__BRIEF__: Count how many lines contain the word "search". Please give only the number.

__ENTRIES SUPPLIED__:
** Start **

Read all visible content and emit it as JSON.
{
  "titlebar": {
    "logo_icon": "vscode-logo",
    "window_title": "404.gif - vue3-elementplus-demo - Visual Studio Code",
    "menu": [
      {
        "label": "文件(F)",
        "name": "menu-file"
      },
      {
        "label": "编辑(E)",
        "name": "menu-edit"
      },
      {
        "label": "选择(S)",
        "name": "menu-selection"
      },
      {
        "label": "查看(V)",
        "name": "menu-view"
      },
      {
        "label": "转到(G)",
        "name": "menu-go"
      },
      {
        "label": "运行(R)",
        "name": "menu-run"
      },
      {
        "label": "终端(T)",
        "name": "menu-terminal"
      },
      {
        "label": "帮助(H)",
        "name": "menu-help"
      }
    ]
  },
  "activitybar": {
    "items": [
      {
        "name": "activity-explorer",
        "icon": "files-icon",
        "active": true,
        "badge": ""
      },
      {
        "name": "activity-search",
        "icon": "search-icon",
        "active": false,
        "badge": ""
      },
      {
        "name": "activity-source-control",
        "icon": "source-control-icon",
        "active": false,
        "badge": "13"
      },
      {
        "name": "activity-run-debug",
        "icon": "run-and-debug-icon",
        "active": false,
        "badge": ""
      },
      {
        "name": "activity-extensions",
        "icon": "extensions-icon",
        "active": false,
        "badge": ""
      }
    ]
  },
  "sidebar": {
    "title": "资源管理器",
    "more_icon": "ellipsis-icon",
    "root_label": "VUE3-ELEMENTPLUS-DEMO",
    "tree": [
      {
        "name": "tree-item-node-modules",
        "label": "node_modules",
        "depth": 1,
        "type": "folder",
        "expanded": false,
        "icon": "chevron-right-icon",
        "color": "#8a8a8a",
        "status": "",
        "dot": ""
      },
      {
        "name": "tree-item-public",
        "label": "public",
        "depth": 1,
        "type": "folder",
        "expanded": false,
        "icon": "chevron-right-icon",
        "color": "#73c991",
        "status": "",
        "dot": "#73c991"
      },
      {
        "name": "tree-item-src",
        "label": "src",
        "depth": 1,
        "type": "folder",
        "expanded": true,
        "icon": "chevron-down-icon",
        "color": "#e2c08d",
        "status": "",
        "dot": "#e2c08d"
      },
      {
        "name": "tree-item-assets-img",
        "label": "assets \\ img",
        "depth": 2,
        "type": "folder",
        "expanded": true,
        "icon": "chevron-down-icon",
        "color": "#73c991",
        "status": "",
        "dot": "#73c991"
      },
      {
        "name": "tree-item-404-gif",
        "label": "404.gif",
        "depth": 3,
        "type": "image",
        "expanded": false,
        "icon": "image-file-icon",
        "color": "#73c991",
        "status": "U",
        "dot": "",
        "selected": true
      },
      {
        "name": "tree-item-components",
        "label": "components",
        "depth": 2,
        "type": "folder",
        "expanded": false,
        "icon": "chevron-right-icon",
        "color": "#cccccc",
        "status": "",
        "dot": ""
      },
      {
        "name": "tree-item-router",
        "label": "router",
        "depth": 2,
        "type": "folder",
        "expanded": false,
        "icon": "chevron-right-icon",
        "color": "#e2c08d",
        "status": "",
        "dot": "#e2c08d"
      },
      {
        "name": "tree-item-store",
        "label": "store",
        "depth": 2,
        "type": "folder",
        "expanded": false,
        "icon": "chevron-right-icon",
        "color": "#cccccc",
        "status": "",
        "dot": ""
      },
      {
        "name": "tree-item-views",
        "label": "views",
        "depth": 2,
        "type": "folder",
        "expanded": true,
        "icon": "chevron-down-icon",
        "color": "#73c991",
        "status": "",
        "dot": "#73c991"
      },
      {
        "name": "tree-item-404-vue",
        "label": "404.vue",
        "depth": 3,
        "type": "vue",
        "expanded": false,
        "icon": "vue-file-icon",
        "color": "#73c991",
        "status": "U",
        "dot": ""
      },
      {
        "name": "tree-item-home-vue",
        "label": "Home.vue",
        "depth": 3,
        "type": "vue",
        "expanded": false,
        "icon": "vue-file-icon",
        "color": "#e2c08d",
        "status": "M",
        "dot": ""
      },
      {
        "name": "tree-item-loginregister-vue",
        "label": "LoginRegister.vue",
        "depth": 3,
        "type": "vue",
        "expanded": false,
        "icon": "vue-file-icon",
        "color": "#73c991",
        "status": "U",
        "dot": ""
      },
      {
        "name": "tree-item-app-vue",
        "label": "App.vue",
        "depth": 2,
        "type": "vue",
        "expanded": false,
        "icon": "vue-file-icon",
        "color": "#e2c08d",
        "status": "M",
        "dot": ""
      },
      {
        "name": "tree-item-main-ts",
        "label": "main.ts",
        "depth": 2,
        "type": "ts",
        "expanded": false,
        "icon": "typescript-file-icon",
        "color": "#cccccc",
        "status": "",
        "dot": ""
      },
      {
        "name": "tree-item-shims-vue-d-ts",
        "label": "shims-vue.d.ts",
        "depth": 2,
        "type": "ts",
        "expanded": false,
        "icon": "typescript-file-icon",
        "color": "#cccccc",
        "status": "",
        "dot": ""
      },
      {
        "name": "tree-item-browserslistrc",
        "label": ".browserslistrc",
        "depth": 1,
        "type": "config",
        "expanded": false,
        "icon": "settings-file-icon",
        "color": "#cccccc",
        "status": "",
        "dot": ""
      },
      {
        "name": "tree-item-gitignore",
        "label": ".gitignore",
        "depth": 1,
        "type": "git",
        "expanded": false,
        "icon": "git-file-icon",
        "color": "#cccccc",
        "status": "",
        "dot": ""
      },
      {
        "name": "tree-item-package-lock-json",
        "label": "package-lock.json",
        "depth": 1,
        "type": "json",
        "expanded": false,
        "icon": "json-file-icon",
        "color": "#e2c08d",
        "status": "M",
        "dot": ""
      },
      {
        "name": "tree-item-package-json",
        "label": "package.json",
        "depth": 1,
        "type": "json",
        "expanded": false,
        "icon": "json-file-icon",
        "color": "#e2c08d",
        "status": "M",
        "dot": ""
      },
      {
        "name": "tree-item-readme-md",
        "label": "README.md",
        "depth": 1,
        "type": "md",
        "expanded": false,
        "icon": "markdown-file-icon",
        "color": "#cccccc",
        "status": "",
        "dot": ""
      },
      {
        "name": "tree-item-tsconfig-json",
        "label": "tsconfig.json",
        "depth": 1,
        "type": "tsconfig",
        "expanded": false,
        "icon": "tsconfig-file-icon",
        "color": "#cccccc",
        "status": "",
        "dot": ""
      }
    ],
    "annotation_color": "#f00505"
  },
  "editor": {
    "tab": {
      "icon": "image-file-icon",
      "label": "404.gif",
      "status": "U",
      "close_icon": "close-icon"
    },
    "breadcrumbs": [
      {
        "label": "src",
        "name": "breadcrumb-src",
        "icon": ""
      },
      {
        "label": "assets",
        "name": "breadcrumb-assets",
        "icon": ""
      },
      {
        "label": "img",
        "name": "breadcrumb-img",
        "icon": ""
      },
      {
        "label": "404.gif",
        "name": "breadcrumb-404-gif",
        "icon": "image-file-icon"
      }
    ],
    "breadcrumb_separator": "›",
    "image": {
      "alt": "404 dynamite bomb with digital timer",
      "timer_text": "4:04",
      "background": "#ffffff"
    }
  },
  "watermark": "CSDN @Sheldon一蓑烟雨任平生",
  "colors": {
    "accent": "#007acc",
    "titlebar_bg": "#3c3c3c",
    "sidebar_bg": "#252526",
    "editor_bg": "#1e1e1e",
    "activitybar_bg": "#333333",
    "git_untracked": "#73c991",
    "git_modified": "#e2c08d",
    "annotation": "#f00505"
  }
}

** End **

__RESPONSE TO THIS EXERCISE__: 2